**Task inputs:**
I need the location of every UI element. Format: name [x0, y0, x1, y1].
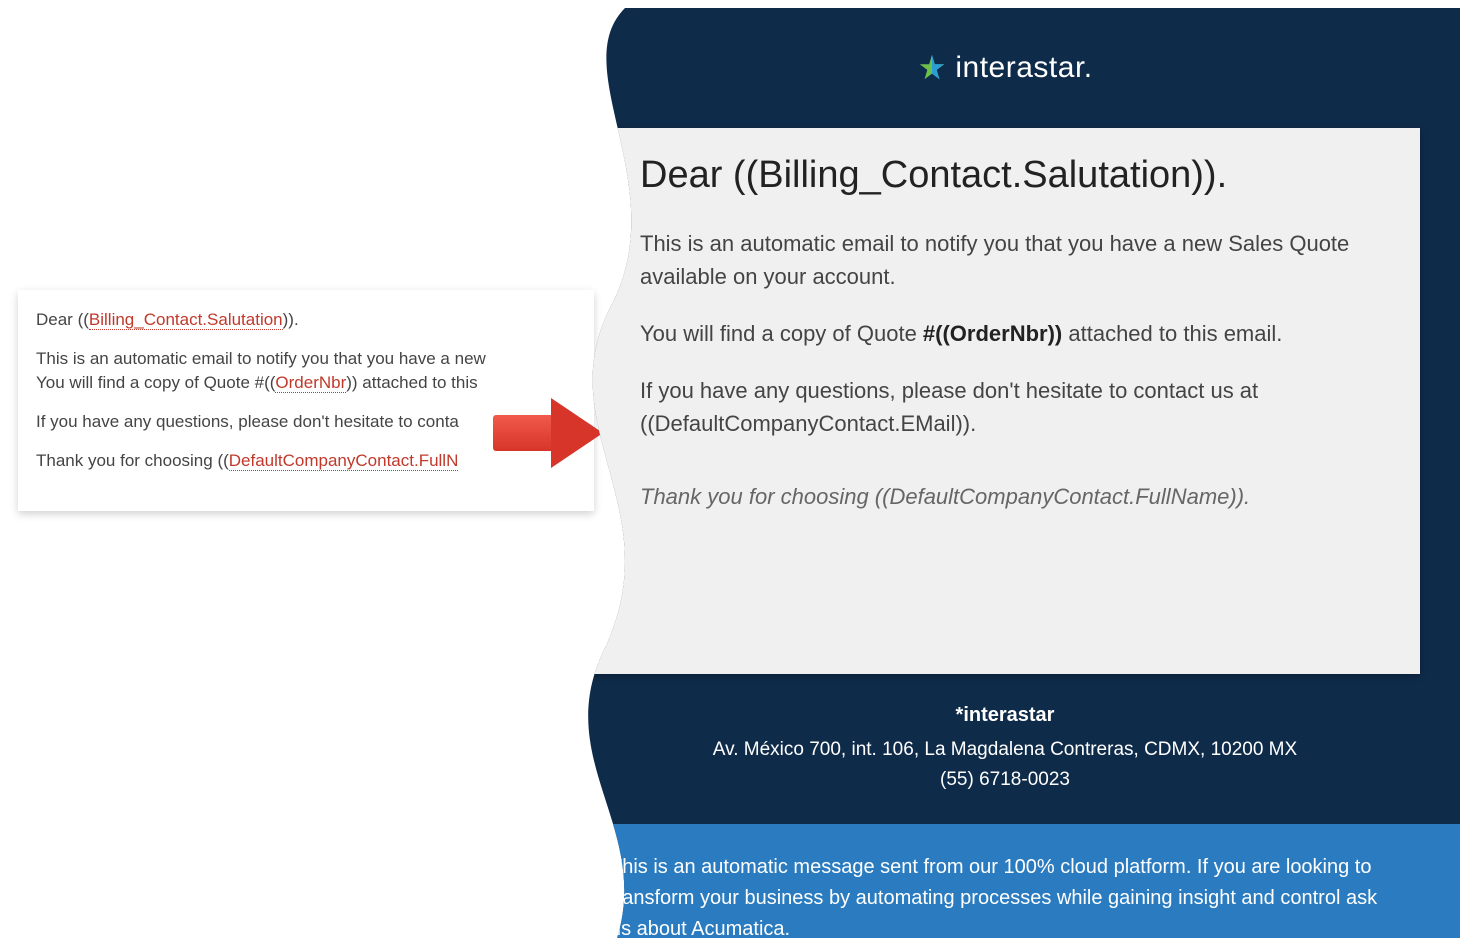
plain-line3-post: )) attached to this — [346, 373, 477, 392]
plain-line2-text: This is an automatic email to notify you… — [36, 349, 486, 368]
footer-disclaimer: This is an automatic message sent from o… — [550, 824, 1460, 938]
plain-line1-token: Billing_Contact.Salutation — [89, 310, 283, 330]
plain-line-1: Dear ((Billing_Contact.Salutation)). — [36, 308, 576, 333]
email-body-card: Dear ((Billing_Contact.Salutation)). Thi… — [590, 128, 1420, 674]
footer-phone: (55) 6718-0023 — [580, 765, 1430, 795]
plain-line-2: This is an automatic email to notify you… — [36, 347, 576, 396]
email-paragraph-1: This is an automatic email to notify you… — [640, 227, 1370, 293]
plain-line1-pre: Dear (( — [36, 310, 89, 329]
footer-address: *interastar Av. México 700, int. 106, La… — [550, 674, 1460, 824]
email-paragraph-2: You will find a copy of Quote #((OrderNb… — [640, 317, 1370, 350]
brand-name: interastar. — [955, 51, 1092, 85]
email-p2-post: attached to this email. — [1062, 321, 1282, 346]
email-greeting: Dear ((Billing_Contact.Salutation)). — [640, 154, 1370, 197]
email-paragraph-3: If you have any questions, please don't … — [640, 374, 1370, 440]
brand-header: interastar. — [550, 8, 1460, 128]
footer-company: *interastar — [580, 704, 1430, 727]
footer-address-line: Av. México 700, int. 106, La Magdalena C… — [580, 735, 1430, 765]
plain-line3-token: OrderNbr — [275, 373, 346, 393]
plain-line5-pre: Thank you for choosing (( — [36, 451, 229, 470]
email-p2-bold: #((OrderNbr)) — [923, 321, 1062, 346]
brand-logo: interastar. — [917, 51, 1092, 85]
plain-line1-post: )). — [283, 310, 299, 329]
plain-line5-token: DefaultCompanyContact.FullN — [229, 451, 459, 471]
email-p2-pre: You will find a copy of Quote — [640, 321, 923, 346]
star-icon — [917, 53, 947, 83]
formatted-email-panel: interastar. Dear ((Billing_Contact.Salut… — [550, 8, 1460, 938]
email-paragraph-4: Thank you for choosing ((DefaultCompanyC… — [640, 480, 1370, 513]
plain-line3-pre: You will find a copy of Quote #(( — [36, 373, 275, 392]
...
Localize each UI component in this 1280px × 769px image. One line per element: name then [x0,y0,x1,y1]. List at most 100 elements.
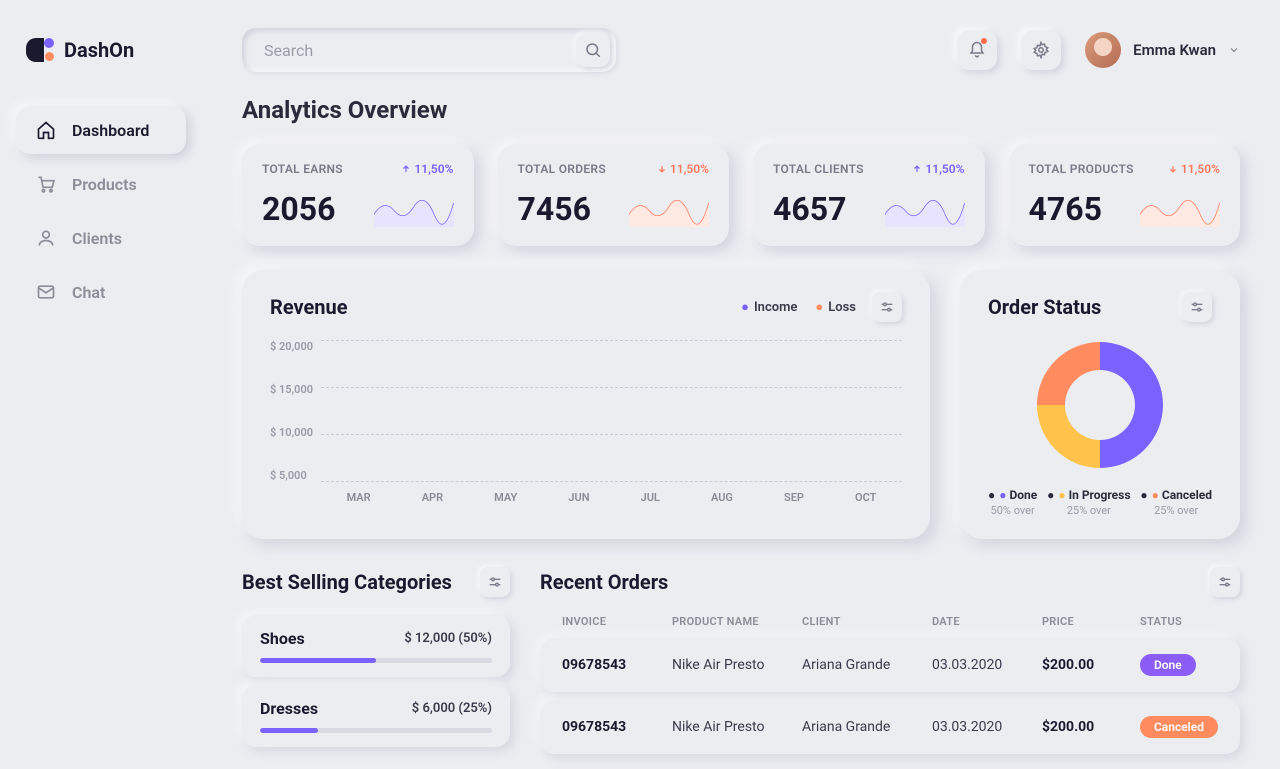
* * *
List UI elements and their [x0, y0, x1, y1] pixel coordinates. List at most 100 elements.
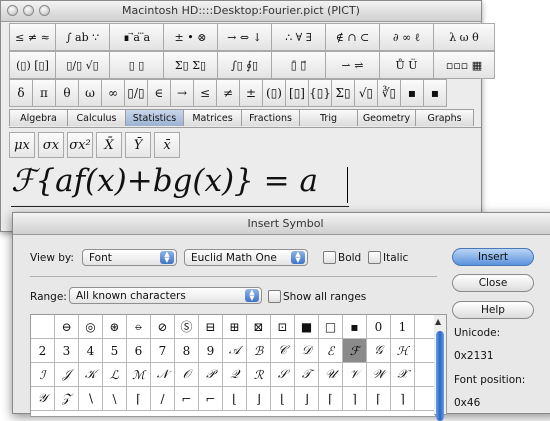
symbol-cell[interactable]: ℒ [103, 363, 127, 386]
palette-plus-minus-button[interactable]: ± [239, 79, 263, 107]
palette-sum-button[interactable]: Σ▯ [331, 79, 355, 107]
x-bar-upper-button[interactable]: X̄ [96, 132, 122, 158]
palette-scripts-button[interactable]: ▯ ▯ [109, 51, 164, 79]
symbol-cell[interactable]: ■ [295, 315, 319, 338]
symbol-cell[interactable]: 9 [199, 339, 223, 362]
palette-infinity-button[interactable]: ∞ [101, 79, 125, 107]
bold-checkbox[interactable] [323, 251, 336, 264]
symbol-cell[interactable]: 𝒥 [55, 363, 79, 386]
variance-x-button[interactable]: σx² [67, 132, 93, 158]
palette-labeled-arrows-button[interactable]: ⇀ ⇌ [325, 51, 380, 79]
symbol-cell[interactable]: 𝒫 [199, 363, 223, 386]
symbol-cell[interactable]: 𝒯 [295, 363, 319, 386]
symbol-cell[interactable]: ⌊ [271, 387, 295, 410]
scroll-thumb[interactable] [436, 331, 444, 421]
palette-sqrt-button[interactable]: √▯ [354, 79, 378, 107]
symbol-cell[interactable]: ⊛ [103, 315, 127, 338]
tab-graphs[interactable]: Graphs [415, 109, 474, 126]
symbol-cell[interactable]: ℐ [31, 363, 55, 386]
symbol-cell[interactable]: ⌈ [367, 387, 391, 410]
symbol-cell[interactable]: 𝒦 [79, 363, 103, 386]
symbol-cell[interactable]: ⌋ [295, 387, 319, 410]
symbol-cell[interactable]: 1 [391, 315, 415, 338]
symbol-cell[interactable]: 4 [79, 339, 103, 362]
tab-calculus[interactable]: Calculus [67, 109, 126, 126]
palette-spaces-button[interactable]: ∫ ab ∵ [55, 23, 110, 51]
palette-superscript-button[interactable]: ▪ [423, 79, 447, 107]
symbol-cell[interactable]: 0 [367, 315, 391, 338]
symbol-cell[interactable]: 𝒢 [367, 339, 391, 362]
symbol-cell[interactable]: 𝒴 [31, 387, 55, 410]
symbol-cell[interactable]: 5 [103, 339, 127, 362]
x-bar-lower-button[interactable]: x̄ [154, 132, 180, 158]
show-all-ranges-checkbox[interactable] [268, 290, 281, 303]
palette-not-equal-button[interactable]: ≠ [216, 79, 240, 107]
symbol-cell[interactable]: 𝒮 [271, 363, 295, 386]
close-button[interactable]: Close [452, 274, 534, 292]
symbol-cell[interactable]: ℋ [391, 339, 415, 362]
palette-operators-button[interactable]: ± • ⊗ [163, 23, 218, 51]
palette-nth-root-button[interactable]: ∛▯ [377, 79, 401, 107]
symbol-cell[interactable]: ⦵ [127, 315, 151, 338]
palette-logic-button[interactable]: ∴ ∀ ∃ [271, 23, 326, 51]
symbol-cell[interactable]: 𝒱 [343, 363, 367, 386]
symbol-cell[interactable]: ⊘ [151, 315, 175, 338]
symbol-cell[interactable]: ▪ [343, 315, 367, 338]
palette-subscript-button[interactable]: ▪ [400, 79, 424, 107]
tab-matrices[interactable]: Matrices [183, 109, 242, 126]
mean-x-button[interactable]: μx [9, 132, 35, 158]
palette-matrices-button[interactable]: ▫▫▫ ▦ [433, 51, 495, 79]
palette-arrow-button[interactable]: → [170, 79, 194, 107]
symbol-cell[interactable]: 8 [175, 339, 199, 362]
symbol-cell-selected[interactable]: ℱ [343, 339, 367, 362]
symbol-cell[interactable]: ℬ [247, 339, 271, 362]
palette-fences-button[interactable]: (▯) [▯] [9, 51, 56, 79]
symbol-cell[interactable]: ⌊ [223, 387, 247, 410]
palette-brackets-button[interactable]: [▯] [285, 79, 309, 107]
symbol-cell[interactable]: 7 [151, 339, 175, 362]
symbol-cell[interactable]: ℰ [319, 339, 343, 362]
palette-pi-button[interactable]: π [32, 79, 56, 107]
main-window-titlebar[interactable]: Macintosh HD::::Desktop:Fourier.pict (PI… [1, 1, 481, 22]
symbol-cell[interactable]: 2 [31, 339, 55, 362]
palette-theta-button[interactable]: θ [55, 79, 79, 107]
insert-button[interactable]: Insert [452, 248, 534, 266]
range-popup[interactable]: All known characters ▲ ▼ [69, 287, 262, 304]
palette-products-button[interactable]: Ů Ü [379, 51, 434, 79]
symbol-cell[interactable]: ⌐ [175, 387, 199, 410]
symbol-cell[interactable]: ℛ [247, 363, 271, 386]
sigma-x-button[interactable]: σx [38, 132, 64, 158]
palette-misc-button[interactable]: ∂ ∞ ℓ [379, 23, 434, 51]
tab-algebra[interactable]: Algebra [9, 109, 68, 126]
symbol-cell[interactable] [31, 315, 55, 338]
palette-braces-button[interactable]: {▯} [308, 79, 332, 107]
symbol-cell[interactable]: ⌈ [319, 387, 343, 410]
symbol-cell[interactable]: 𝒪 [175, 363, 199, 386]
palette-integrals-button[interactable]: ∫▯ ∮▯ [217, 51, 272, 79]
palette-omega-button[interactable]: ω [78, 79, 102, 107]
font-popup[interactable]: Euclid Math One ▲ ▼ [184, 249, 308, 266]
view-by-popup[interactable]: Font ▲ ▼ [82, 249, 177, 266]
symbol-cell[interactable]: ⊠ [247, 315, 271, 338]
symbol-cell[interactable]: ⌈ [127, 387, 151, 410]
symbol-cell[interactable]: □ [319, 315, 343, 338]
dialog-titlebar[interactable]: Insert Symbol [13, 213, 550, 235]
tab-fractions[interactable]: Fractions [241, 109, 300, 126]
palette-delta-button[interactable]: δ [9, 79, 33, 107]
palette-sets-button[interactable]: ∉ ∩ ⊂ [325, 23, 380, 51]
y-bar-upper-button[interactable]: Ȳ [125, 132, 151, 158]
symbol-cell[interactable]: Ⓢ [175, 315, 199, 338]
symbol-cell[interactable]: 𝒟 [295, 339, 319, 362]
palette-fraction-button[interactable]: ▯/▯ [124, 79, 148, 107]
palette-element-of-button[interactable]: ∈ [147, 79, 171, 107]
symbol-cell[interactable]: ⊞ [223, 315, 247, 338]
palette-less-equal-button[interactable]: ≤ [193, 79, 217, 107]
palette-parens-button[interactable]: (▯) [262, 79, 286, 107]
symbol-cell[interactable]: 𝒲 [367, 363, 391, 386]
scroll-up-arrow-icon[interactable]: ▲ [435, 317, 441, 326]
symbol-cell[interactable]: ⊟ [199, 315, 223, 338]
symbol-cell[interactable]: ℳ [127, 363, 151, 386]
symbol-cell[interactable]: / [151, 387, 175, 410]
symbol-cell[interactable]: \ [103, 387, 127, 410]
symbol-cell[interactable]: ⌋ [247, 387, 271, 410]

**The request:** Please give everything from the line containing "I need the location" down to the line containing "plain-line-2: This is", both included, as a JSON list of strings with one string per line. Skip blank lines and leave out the pictures.

**Response to this task:**
[
  "I need the location of every UI element. Format: name [x0, y0, x1, y1].",
  "plain-line3-post: )) attached to this — [346, 373, 477, 392]",
  "plain-line2-text: This is an automatic email to notify you… — [36, 349, 486, 368]",
  "footer-disclaimer: This is an automatic message sent from o… — [550, 824, 1460, 938]",
  "plain-line1-token: Billing_Contact.Salutation — [89, 310, 283, 330]",
  "plain-line-1: Dear ((Billing_Contact.Salutation)). — [36, 308, 576, 333]",
  "email-body-card: Dear ((Billing_Contact.Salutation)). Thi… — [590, 128, 1420, 674]",
  "footer-phone: (55) 6718-0023 — [580, 765, 1430, 795]",
  "plain-line-2: This is an automatic email to notify you… — [36, 347, 576, 396]"
]